--- begin Material supplied ---

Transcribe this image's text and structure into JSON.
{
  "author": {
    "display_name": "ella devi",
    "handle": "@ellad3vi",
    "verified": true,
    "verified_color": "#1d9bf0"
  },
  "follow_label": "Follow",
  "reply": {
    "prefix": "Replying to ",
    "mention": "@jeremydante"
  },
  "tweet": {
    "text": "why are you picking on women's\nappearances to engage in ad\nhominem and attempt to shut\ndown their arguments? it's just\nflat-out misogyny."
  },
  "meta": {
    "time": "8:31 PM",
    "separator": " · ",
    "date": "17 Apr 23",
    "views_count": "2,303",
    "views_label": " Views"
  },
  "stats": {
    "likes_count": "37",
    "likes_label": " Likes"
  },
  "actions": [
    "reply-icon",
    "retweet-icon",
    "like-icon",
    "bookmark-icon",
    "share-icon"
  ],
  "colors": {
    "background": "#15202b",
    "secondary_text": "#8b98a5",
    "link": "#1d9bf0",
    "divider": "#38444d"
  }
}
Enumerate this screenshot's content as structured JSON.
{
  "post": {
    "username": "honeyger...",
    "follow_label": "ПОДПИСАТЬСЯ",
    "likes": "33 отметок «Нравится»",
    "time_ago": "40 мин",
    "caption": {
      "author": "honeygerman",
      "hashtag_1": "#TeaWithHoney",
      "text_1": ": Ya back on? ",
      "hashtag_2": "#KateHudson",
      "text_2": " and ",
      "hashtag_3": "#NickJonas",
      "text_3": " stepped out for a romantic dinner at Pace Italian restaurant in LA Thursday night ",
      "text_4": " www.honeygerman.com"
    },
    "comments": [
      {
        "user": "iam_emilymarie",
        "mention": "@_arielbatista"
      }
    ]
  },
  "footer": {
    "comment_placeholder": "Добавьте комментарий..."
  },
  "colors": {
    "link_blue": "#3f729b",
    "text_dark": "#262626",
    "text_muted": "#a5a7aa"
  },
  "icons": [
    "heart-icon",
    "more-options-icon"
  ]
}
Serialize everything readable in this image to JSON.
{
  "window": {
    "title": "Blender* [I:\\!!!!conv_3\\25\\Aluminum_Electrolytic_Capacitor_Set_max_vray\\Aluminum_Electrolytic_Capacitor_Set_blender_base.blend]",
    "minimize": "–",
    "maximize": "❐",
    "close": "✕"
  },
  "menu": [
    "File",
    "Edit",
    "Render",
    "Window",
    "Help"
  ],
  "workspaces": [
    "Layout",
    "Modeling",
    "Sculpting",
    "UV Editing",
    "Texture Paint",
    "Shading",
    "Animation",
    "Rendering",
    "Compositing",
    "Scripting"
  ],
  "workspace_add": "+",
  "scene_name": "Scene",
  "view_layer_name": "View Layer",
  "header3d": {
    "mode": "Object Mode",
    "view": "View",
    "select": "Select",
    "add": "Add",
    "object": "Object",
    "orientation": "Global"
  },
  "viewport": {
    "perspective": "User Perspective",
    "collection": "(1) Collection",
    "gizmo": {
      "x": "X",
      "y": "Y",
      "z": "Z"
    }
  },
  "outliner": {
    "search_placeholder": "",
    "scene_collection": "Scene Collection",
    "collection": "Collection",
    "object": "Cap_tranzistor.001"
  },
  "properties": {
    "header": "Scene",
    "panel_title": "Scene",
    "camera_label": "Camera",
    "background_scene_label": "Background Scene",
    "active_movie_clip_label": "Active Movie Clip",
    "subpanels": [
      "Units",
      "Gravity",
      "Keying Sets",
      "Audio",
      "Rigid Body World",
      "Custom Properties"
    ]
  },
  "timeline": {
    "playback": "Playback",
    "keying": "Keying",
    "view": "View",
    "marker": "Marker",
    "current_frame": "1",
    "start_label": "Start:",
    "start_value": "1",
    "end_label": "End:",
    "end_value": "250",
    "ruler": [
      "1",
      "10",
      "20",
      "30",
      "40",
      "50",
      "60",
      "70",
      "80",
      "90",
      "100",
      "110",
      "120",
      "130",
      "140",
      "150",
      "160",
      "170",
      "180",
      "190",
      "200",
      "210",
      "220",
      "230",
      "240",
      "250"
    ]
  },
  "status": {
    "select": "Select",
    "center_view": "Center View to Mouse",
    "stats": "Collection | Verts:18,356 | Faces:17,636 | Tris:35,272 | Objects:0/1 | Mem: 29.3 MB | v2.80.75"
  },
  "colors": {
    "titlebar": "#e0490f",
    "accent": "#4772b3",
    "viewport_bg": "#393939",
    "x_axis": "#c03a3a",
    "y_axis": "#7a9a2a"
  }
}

--- end Material supplied ---

• The request: Copy each line of the preceding data that contains the string "JSON".

• The solution:
Transcribe this image's text and structure into JSON.
Enumerate this screenshot's content as structured JSON.
Serialize everything readable in this image to JSON.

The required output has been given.